YOUR INSTRUCTIONS: Reply only with how many lines contain the word "California".

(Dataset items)
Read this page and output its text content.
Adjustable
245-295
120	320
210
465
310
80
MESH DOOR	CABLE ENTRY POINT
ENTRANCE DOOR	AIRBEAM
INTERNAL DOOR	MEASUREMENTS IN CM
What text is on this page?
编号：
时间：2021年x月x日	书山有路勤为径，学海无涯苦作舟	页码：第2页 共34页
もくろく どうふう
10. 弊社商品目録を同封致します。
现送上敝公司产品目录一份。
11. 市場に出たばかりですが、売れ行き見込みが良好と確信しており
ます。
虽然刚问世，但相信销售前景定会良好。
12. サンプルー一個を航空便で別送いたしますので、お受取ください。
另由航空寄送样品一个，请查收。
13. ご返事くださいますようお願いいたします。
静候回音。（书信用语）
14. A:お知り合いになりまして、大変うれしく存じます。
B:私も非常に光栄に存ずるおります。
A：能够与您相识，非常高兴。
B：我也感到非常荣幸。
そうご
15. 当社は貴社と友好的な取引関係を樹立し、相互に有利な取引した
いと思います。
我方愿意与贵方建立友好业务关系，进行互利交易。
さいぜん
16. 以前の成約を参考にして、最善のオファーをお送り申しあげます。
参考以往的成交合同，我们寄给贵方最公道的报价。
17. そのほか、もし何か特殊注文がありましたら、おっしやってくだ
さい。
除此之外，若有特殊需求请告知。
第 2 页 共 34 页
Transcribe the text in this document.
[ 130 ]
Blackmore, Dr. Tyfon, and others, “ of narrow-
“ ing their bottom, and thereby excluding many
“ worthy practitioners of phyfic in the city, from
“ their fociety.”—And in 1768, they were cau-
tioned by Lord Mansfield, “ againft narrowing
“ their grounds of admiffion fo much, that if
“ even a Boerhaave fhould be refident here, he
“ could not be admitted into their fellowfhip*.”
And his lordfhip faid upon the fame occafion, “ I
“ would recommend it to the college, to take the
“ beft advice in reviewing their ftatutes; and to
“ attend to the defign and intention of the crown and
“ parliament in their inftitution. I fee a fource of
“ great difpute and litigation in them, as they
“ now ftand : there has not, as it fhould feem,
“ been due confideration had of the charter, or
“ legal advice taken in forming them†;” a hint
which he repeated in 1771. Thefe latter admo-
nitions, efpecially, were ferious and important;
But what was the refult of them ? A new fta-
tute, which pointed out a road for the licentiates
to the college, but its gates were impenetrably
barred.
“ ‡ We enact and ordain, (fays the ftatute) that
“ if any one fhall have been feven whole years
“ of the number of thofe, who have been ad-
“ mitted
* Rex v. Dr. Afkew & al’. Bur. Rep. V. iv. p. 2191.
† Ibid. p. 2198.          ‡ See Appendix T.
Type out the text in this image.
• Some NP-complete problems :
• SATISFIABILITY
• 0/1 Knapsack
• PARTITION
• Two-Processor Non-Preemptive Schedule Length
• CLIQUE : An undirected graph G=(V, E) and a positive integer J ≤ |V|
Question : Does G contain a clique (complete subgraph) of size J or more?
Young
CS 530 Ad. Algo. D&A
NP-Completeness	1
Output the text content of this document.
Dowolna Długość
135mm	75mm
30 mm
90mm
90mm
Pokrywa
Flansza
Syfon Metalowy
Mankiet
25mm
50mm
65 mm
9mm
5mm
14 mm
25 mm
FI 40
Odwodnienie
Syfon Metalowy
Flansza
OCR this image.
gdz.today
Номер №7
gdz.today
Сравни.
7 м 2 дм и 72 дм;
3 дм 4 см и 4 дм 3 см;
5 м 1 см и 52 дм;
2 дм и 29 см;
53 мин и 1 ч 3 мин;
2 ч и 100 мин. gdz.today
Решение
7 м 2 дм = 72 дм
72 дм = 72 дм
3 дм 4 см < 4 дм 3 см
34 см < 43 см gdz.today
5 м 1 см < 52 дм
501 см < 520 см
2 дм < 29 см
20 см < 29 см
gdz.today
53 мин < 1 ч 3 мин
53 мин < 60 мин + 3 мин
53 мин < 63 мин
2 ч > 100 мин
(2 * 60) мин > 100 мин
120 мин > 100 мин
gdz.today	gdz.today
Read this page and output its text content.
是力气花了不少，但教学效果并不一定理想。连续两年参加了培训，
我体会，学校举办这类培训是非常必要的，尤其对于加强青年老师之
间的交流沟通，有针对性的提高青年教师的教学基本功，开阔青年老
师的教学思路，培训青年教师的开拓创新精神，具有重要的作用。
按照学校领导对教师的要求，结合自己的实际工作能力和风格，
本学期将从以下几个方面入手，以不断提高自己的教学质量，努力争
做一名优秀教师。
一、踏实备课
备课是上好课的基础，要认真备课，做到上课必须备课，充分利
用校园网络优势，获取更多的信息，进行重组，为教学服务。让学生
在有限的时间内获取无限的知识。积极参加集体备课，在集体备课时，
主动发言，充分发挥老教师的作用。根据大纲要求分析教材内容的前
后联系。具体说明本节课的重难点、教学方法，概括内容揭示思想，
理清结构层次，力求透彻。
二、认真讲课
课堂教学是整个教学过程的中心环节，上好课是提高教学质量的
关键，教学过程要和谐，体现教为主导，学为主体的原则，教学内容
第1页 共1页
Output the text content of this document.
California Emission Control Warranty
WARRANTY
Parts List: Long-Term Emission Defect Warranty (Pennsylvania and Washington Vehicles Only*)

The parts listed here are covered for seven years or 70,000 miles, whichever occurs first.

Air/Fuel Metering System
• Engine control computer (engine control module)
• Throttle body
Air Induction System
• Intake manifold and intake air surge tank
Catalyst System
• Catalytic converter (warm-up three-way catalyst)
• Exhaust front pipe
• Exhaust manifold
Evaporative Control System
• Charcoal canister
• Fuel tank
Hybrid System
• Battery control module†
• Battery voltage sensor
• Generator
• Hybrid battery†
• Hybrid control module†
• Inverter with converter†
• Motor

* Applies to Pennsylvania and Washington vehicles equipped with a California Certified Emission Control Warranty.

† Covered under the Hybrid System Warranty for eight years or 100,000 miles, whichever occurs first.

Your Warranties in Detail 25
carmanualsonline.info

SOLVED EXERCISE: 2